▶ **Objective**: Compile every line that includes the word "testing".

▶ **Data provided**:
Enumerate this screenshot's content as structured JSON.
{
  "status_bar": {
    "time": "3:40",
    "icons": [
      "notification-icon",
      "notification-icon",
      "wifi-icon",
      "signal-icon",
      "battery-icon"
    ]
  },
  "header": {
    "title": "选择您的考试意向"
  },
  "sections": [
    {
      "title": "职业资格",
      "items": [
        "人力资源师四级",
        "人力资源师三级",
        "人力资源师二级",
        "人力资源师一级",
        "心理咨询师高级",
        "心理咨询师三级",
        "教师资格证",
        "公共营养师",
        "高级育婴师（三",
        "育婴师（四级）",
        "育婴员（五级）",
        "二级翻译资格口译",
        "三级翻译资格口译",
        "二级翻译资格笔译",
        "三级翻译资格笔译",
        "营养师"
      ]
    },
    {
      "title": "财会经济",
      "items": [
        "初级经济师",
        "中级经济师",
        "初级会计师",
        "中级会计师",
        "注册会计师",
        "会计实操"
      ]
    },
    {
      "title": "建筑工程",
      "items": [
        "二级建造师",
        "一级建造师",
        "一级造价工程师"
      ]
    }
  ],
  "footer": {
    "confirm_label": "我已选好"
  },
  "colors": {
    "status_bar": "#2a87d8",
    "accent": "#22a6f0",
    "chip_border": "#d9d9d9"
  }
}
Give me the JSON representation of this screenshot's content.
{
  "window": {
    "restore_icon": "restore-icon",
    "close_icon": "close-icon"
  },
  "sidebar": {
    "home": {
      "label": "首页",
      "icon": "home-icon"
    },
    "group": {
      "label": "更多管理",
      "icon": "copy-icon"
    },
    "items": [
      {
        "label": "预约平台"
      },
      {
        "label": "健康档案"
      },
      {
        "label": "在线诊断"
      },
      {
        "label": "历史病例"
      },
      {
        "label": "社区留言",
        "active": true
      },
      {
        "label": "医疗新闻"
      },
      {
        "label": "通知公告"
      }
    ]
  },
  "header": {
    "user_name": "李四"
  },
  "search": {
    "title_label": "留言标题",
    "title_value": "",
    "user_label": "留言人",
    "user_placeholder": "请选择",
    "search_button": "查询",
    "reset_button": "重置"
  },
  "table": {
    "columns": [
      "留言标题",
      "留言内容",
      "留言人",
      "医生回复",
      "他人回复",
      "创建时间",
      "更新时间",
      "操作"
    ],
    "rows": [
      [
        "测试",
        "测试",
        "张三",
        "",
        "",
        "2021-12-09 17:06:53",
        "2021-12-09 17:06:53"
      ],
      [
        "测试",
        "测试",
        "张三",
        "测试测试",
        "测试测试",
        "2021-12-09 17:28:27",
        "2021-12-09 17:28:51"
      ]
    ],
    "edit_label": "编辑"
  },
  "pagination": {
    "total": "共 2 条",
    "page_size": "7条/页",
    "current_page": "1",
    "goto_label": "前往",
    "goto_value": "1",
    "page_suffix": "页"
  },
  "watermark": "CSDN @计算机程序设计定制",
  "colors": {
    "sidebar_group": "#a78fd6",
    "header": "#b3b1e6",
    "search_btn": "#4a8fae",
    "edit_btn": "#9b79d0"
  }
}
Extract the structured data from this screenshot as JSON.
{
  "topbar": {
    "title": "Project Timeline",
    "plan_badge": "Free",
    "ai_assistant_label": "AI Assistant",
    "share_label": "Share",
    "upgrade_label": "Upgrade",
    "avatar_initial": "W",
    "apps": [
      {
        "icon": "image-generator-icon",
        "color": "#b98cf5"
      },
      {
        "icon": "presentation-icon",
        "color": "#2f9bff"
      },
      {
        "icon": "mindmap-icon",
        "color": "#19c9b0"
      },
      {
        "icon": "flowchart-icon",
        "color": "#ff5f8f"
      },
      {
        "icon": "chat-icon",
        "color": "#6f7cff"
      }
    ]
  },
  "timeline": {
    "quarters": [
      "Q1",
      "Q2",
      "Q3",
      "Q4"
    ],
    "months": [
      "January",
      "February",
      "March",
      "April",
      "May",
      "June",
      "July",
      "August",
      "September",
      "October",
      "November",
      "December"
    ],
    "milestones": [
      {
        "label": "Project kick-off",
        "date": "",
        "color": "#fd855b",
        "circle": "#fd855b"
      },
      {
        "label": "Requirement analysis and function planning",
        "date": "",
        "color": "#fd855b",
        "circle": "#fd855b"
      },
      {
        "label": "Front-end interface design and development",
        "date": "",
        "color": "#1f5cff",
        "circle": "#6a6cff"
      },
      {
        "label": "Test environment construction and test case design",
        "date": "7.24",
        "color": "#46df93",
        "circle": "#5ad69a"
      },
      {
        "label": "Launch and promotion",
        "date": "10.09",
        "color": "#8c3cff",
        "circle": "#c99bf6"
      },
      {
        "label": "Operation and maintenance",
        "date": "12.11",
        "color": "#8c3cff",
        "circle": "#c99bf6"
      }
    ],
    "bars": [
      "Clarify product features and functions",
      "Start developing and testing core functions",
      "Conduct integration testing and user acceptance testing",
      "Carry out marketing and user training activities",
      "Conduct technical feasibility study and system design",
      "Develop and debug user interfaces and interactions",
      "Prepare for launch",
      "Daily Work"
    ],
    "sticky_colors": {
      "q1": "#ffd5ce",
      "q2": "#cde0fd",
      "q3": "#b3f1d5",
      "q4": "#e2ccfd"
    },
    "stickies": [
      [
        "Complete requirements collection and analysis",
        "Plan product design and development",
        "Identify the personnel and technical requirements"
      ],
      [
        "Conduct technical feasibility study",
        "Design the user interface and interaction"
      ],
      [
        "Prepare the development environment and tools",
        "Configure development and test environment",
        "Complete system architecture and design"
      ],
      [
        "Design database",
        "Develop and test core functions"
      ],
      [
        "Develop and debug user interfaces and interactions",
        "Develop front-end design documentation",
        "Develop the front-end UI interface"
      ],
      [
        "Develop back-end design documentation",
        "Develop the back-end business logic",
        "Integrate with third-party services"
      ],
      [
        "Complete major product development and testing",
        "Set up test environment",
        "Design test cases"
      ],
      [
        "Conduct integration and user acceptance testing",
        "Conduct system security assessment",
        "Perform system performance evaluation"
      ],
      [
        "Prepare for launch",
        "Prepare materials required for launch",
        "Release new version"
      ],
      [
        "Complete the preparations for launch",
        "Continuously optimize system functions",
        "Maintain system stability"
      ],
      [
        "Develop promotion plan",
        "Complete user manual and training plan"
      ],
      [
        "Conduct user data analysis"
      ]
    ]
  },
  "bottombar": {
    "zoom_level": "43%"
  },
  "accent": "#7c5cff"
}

▶ **Reply to the task**:
      "Start developing and testing core functions",
      "Conduct integration testing and user acceptance testing",
        "Complete major product development and testing",
        "Conduct integration and user acceptance testing",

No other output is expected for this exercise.